* Collected data:
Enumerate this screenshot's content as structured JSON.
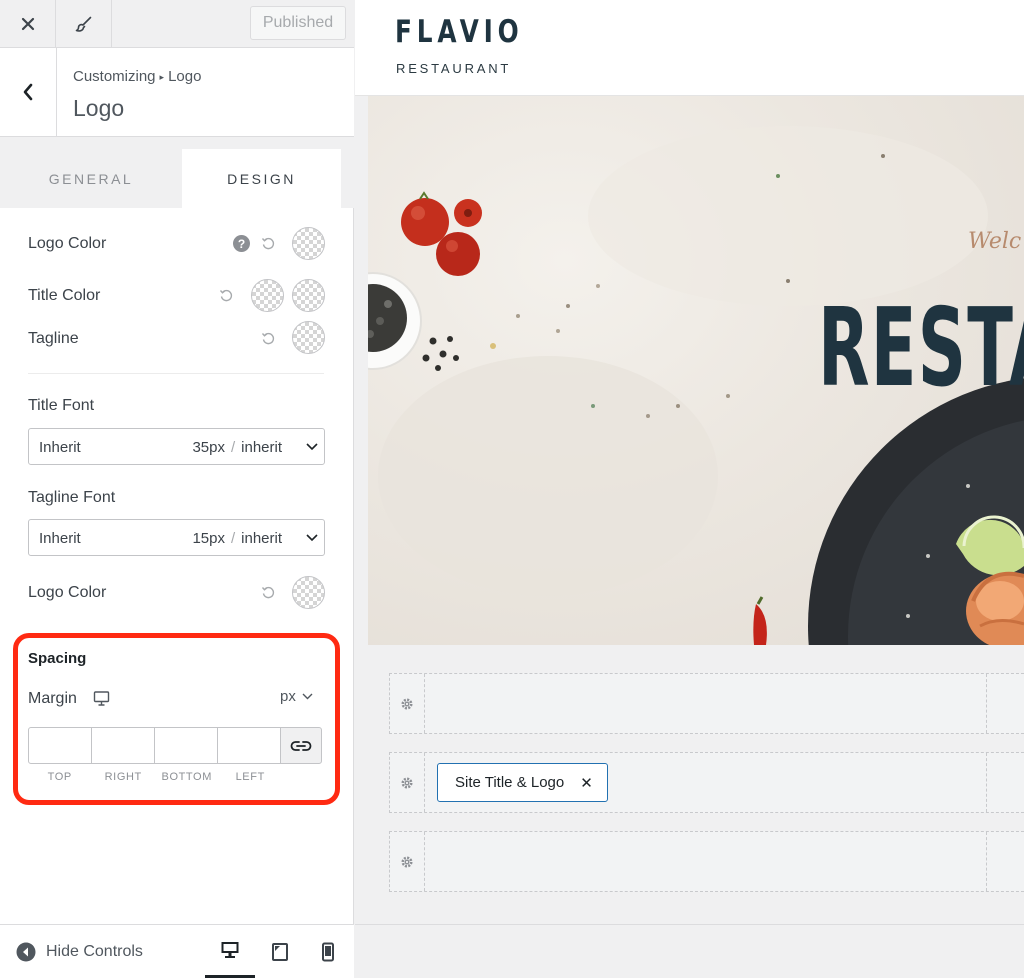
{
  "topbar": {
    "publish_label": "Published"
  },
  "section": {
    "breadcrumb_parent": "Customizing",
    "breadcrumb_sep": "▸",
    "breadcrumb_child": "Logo",
    "title": "Logo"
  },
  "tabs": {
    "general": "GENERAL",
    "design": "DESIGN",
    "active": "DESIGN"
  },
  "controls": {
    "logo_color_label": "Logo Color",
    "title_color_label": "Title Color",
    "tagline_label": "Tagline",
    "title_font_label": "Title Font",
    "title_font": {
      "family": "Inherit",
      "size": "35px",
      "slash": "/",
      "line_height": "inherit"
    },
    "tagline_font_label": "Tagline Font",
    "tagline_font": {
      "family": "Inherit",
      "size": "15px",
      "slash": "/",
      "line_height": "inherit"
    },
    "logo_color2_label": "Logo Color",
    "help_glyph": "?"
  },
  "spacing": {
    "title": "Spacing",
    "margin_label": "Margin",
    "unit": "px",
    "top": "",
    "right": "",
    "bottom": "",
    "left": "",
    "captions": [
      "TOP",
      "RIGHT",
      "BOTTOM",
      "LEFT"
    ],
    "highlight_color": "#ff2a12"
  },
  "footer": {
    "hide_controls_label": "Hide Controls",
    "active_device": "desktop"
  },
  "preview": {
    "site_title": "FLAVIO",
    "site_tagline": "RESTAURANT",
    "hero_script": "Welc",
    "hero_heading": "RESTA",
    "chip_label": "Site Title & Logo",
    "chip_close": "✕",
    "accent_color": "#1f3440"
  }
}
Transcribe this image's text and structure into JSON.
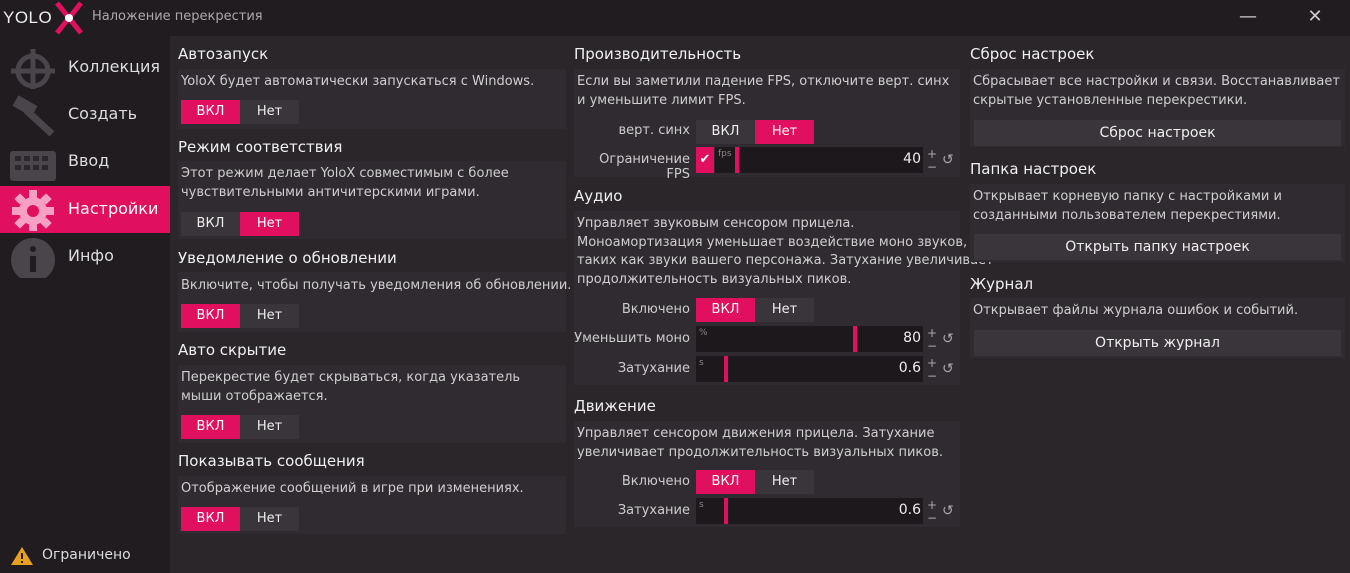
{
  "app": {
    "logo": "YOLO",
    "title": "Наложение перекрестия",
    "minimize": "—",
    "close": "✕"
  },
  "sidebar": {
    "items": [
      {
        "label": "Коллекция",
        "icon": "crosshair-icon"
      },
      {
        "label": "Создать",
        "icon": "hammer-icon"
      },
      {
        "label": "Ввод",
        "icon": "keyboard-icon"
      },
      {
        "label": "Настройки",
        "icon": "gear-icon",
        "active": true
      },
      {
        "label": "Инфо",
        "icon": "info-icon"
      }
    ],
    "status": "Ограничено"
  },
  "accent": "#e0105e",
  "left": {
    "autostart": {
      "title": "Автозапуск",
      "desc": "YoloX будет автоматически запускаться с Windows.",
      "on": "ВКЛ",
      "off": "Нет",
      "value": "on"
    },
    "compat": {
      "title": "Режим соответствия",
      "desc1": "Этот режим делает YoloX совместимым с более",
      "desc2": "чувствительными античитерскими играми.",
      "on": "ВКЛ",
      "off": "Нет",
      "value": "off"
    },
    "update": {
      "title": "Уведомление о обновлении",
      "desc": "Включите, чтобы получать уведомления об обновлении.",
      "on": "ВКЛ",
      "off": "Нет",
      "value": "on"
    },
    "autohide": {
      "title": "Авто скрытие",
      "desc1": "Перекрестие будет скрываться, когда указатель",
      "desc2": "мыши отображается.",
      "on": "ВКЛ",
      "off": "Нет",
      "value": "on"
    },
    "messages": {
      "title": "Показывать сообщения",
      "desc": "Отображение сообщений в игре при изменениях.",
      "on": "ВКЛ",
      "off": "Нет",
      "value": "on"
    }
  },
  "middle": {
    "perf": {
      "title": "Производительность",
      "desc1": "Если вы заметили падение FPS, отключите верт. синх",
      "desc2": "и уменьшите лимит FPS.",
      "vsync_label": "верт. синх",
      "on": "ВКЛ",
      "off": "Нет",
      "vsync_value": "off",
      "fps_label": "Ограничение FPS",
      "fps_unit": "fps",
      "fps_value": "40",
      "fps_checked": "✔"
    },
    "audio": {
      "title": "Аудио",
      "desc1": "Управляет звуковым сенсором прицела.",
      "desc2": "Моноамортизация уменьшает воздействие моно звуков,",
      "desc3": "таких как звуки вашего персонажа. Затухание увеличивает",
      "desc4": "продолжительность визуальных пиков.",
      "enabled_label": "Включено",
      "on": "ВКЛ",
      "off": "Нет",
      "enabled_value": "on",
      "mono_label": "Уменьшить моно",
      "mono_unit": "%",
      "mono_value": "80",
      "fade_label": "Затухание",
      "fade_unit": "s",
      "fade_value": "0.6"
    },
    "motion": {
      "title": "Движение",
      "desc1": "Управляет сенсором движения прицела. Затухание",
      "desc2": "увеличивает продолжительность визуальных пиков.",
      "enabled_label": "Включено",
      "on": "ВКЛ",
      "off": "Нет",
      "enabled_value": "on",
      "fade_label": "Затухание",
      "fade_unit": "s",
      "fade_value": "0.6"
    }
  },
  "right": {
    "reset": {
      "title": "Сброс настроек",
      "desc1": "Сбрасывает все настройки и связи. Восстанавливает",
      "desc2": "скрытые установленные перекрестики.",
      "button": "Сброс настроек"
    },
    "folder": {
      "title": "Папка настроек",
      "desc1": "Открывает корневую папку с настройками и",
      "desc2": "созданными пользователем перекрестиями.",
      "button": "Открыть папку настроек"
    },
    "log": {
      "title": "Журнал",
      "desc": "Открывает файлы журнала ошибок и событий.",
      "button": "Открыть журнал"
    }
  }
}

* WHAT TO WORK ON:
Repeat the data exactly, without the pictures.

* THE RESULT:
Enumerate this screenshot's content as structured JSON.
{
  "topbar": {
    "publish_label": "Published"
  },
  "section": {
    "breadcrumb_parent": "Customizing",
    "breadcrumb_sep": "▸",
    "breadcrumb_child": "Logo",
    "title": "Logo"
  },
  "tabs": {
    "general": "GENERAL",
    "design": "DESIGN",
    "active": "DESIGN"
  },
  "controls": {
    "logo_color_label": "Logo Color",
    "title_color_label": "Title Color",
    "tagline_label": "Tagline",
    "title_font_label": "Title Font",
    "title_font": {
      "family": "Inherit",
      "size": "35px",
      "slash": "/",
      "line_height": "inherit"
    },
    "tagline_font_label": "Tagline Font",
    "tagline_font": {
      "family": "Inherit",
      "size": "15px",
      "slash": "/",
      "line_height": "inherit"
    },
    "logo_color2_label": "Logo Color",
    "help_glyph": "?"
  },
  "spacing": {
    "title": "Spacing",
    "margin_label": "Margin",
    "unit": "px",
    "top": "",
    "right": "",
    "bottom": "",
    "left": "",
    "captions": [
      "TOP",
      "RIGHT",
      "BOTTOM",
      "LEFT"
    ],
    "highlight_color": "#ff2a12"
  },
  "footer": {
    "hide_controls_label": "Hide Controls",
    "active_device": "desktop"
  },
  "preview": {
    "site_title": "FLAVIO",
    "site_tagline": "RESTAURANT",
    "hero_script": "Welc",
    "hero_heading": "RESTA",
    "chip_label": "Site Title & Logo",
    "chip_close": "✕",
    "accent_color": "#1f3440"
  }
}
Transcribe this image's text and structure into JSON.
{
  "app": {
    "logo": "YOLO",
    "title": "Наложение перекрестия",
    "minimize": "—",
    "close": "✕"
  },
  "sidebar": {
    "items": [
      {
        "label": "Коллекция",
        "icon": "crosshair-icon"
      },
      {
        "label": "Создать",
        "icon": "hammer-icon"
      },
      {
        "label": "Ввод",
        "icon": "keyboard-icon"
      },
      {
        "label": "Настройки",
        "icon": "gear-icon",
        "active": true
      },
      {
        "label": "Инфо",
        "icon": "info-icon"
      }
    ],
    "status": "Ограничено"
  },
  "accent": "#e0105e",
  "left": {
    "autostart": {
      "title": "Автозапуск",
      "desc": "YoloX будет автоматически запускаться с Windows.",
      "on": "ВКЛ",
      "off": "Нет",
      "value": "on"
    },
    "compat": {
      "title": "Режим соответствия",
      "desc1": "Этот режим делает YoloX совместимым с более",
      "desc2": "чувствительными античитерскими играми.",
      "on": "ВКЛ",
      "off": "Нет",
      "value": "off"
    },
    "update": {
      "title": "Уведомление о обновлении",
      "desc": "Включите, чтобы получать уведомления об обновлении.",
      "on": "ВКЛ",
      "off": "Нет",
      "value": "on"
    },
    "autohide": {
      "title": "Авто скрытие",
      "desc1": "Перекрестие будет скрываться, когда указатель",
      "desc2": "мыши отображается.",
      "on": "ВКЛ",
      "off": "Нет",
      "value": "on"
    },
    "messages": {
      "title": "Показывать сообщения",
      "desc": "Отображение сообщений в игре при изменениях.",
      "on": "ВКЛ",
      "off": "Нет",
      "value": "on"
    }
  },
  "middle": {
    "perf": {
      "title": "Производительность",
      "desc1": "Если вы заметили падение FPS, отключите верт. синх",
      "desc2": "и уменьшите лимит FPS.",
      "vsync_label": "верт. синх",
      "on": "ВКЛ",
      "off": "Нет",
      "vsync_value": "off",
      "fps_label": "Ограничение FPS",
      "fps_unit": "fps",
      "fps_value": "40",
      "fps_checked": "✔"
    },
    "audio": {
      "title": "Аудио",
      "desc1": "Управляет звуковым сенсором прицела.",
      "desc2": "Моноамортизация уменьшает воздействие моно звуков,",
      "desc3": "таких как звуки вашего персонажа. Затухание увеличивает",
      "desc4": "продолжительность визуальных пиков.",
      "enabled_label": "Включено",
      "on": "ВКЛ",
      "off": "Нет",
      "enabled_value": "on",
      "mono_label": "Уменьшить моно",
      "mono_unit": "%",
      "mono_value": "80",
      "fade_label": "Затухание",
      "fade_unit": "s",
      "fade_value": "0.6"
    },
    "motion": {
      "title": "Движение",
      "desc1": "Управляет сенсором движения прицела. Затухание",
      "desc2": "увеличивает продолжительность визуальных пиков.",
      "enabled_label": "Включено",
      "on": "ВКЛ",
      "off": "Нет",
      "enabled_value": "on",
      "fade_label": "Затухание",
      "fade_unit": "s",
      "fade_value": "0.6"
    }
  },
  "right": {
    "reset": {
      "title": "Сброс настроек",
      "desc1": "Сбрасывает все настройки и связи. Восстанавливает",
      "desc2": "скрытые установленные перекрестики.",
      "button": "Сброс настроек"
    },
    "folder": {
      "title": "Папка настроек",
      "desc1": "Открывает корневую папку с настройками и",
      "desc2": "созданными пользователем перекрестиями.",
      "button": "Открыть папку настроек"
    },
    "log": {
      "title": "Журнал",
      "desc": "Открывает файлы журнала ошибок и событий.",
      "button": "Открыть журнал"
    }
  }
}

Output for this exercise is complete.